▶ [INPUT DATA]:
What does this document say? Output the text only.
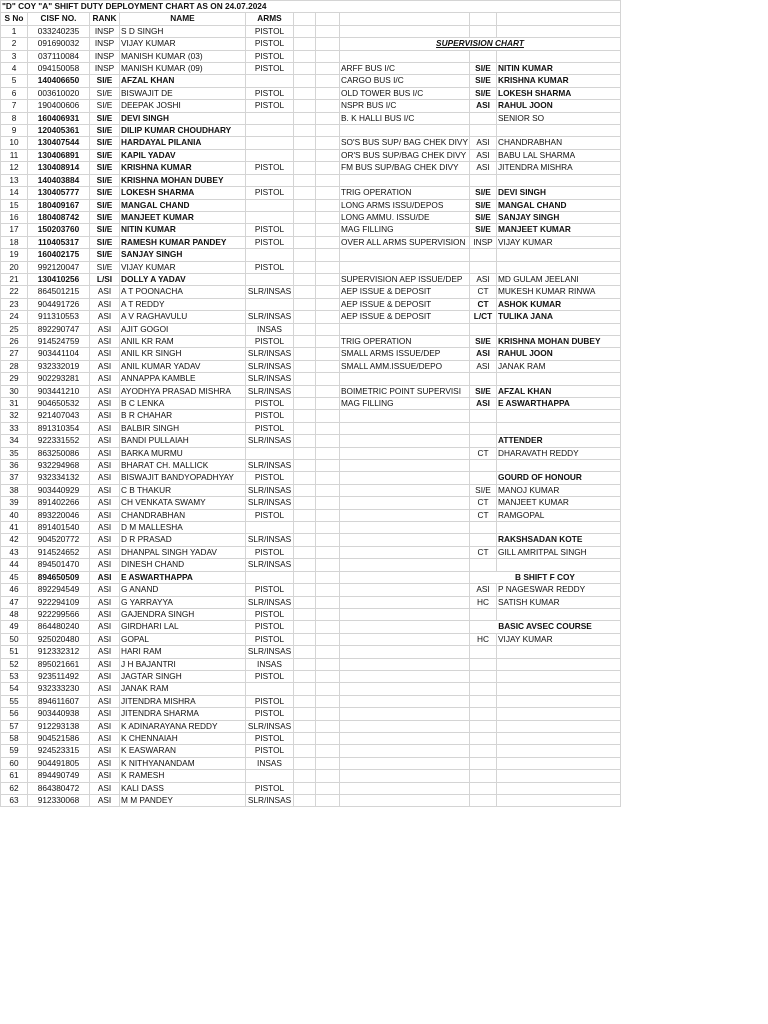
"D" COY "A" SHIFT DUTY DEPLOYMENT CHART AS ON 24.07.2024									
S No	CISF NO.	RANK	NAME	ARMS					
1	033240235	INSP	S D SINGH	PISTOL					
2	091690032	INSP	VIJAY KUMAR	PISTOL			SUPERVISION CHART		
3	037110084	INSP	MANISH KUMAR (03)	PISTOL					
4	094150058	INSP	MANISH KUMAR (09)	PISTOL			ARFF BUS I/C	SI/E	NITIN KUMAR
5	140406650	SI/E	AFZAL KHAN				CARGO BUS I/C	SI/E	KRISHNA KUMAR
6	003610020	SI/E	BISWAJIT DE	PISTOL			OLD TOWER BUS I/C	SI/E	LOKESH SHARMA
7	190400606	SI/E	DEEPAK JOSHI	PISTOL			NSPR BUS I/C	ASI	RAHUL JOON
8	160406931	SI/E	DEVI SINGH				B. K HALLI BUS I/C		SENIOR SO
9	120405361	SI/E	DILIP KUMAR CHOUDHARY						
10	130407544	SI/E	HARDAYAL PILANIA				SO'S BUS SUP/ BAG CHEK DIVY	ASI	CHANDRABHAN
11	130406891	SI/E	KAPIL YADAV				OR'S BUS SUP/BAG CHEK DIVY	ASI	BABU LAL SHARMA
12	130408914	SI/E	KRISHNA KUMAR	PISTOL			FM BUS SUP/BAG CHEK DIVY	ASI	JITENDRA MISHRA
13	140403884	SI/E	KRISHNA MOHAN DUBEY						
14	130405777	SI/E	LOKESH SHARMA	PISTOL			TRIG OPERATION	SI/E	DEVI SINGH
15	180409167	SI/E	MANGAL CHAND				LONG ARMS ISSU/DEPOS	SI/E	MANGAL CHAND
16	180408742	SI/E	MANJEET KUMAR				LONG AMMU. ISSU/DE	SI/E	SANJAY SINGH
17	150203760	SI/E	NITIN KUMAR	PISTOL			MAG FILLING	SI/E	MANJEET KUMAR
18	110405317	SI/E	RAMESH KUMAR PANDEY	PISTOL			OVER ALL ARMS SUPERVISION	INSP	VIJAY KUMAR
19	160402175	SI/E	SANJAY SINGH						
20	992120047	SI/E	VIJAY KUMAR	PISTOL					
21	130410256	L/SI	DOLLY A YADAV				SUPERVISION AEP ISSUE/DEP	ASI	MD GULAM JEELANI
22	864501215	ASI	A T POONACHA	SLR/INSAS			AEP ISSUE & DEPOSIT	CT	MUKESH KUMAR RINWA
23	904491726	ASI	A T REDDY				AEP ISSUE & DEPOSIT	CT	ASHOK KUMAR
24	911310553	ASI	A V RAGHAVULU	SLR/INSAS			AEP ISSUE & DEPOSIT	L/CT	TULIKA JANA
25	892290747	ASI	AJIT GOGOI	INSAS					
26	914524759	ASI	ANIL KR RAM	PISTOL			TRIG OPERATION	SI/E	KRISHNA MOHAN DUBEY
27	903441104	ASI	ANIL KR SINGH	SLR/INSAS			SMALL ARMS ISSUE/DEP	ASI	RAHUL JOON
28	932332019	ASI	ANIL KUMAR YADAV	SLR/INSAS			SMALL AMM.ISSUE/DEPO	ASI	JANAK RAM
29	902293281	ASI	ANNAPPA KAMBLE	SLR/INSAS					
30	903441210	ASI	AYODHYA PRASAD MISHRA	SLR/INSAS			BOIMETRIC POINT SUPERVISI	SI/E	AFZAL KHAN
31	904650532	ASI	B C LENKA	PISTOL			MAG FILLING	ASI	E ASWARTHAPPA
32	921407043	ASI	B R CHAHAR	PISTOL					
33	891310354	ASI	BALBIR SINGH	PISTOL					
34	922331552	ASI	BANDI PULLAIAH	SLR/INSAS					ATTENDER
35	863250086	ASI	BARKA MURMU					CT	DHARAVATH REDDY
36	932294968	ASI	BHARAT CH. MALLICK	SLR/INSAS					
37	932334132	ASI	BISWAJIT BANDYOPADHYAY	PISTOL					GOURD OF HONOUR
38	903440929	ASI	C B THAKUR	SLR/INSAS				SI/E	MANOJ KUMAR
39	891402266	ASI	CH VENKATA SWAMY	SLR/INSAS				CT	MANJEET KUMAR
40	893220046	ASI	CHANDRABHAN	PISTOL				CT	RAMGOPAL
41	891401540	ASI	D M MALLESHA						
42	904520772	ASI	D R PRASAD	SLR/INSAS					RAKSHSADAN KOTE
43	914524652	ASI	DHANPAL SINGH YADAV	PISTOL				CT	GILL AMRITPAL SINGH
44	894501470	ASI	DINESH CHAND	SLR/INSAS					
45	894650509	ASI	E ASWARTHAPPA					B SHIFT F COY	
46	892294549	ASI	G ANAND	PISTOL				ASI	P NAGESWAR REDDY
47	922294109	ASI	G YARRAYYA	SLR/INSAS				HC	SATISH KUMAR
48	922299566	ASI	GAJENDRA SINGH	PISTOL					
49	864480240	ASI	GIRDHARI LAL	PISTOL				BASIC AVSEC COURSE	
50	925020480	ASI	GOPAL	PISTOL				HC	VIJAY KUMAR
51	912332312	ASI	HARI RAM	SLR/INSAS					
52	895021661	ASI	J H BAJANTRI	INSAS					
53	923511492	ASI	JAGTAR SINGH	PISTOL					
54	932333230	ASI	JANAK RAM						
55	894611607	ASI	JITENDRA MISHRA	PISTOL					
56	903440938	ASI	JITENDRA SHARMA	PISTOL					
57	912293138	ASI	K ADINARAYANA REDDY	SLR/INSAS					
58	904521586	ASI	K CHENNAIAH	PISTOL					
59	924523315	ASI	K EASWARAN	PISTOL					
60	904491805	ASI	K NITHYANANDAM	INSAS					
61	894490749	ASI	K RAMESH						
62	864380472	ASI	KALI DASS	PISTOL					
63	912330068	ASI	M M PANDEY	SLR/INSAS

▶ [STATED PROBLEM]: Search the entries for the string "RAHUL" and collect each line that has it.

▶ [THE OUTPUT]:
7	190400606	SI/E	DEEPAK JOSHI	PISTOL			NSPR BUS I/C	ASI	RAHUL JOON
27	903441104	ASI	ANIL KR SINGH	SLR/INSAS			SMALL ARMS ISSUE/DEP	ASI	RAHUL JOON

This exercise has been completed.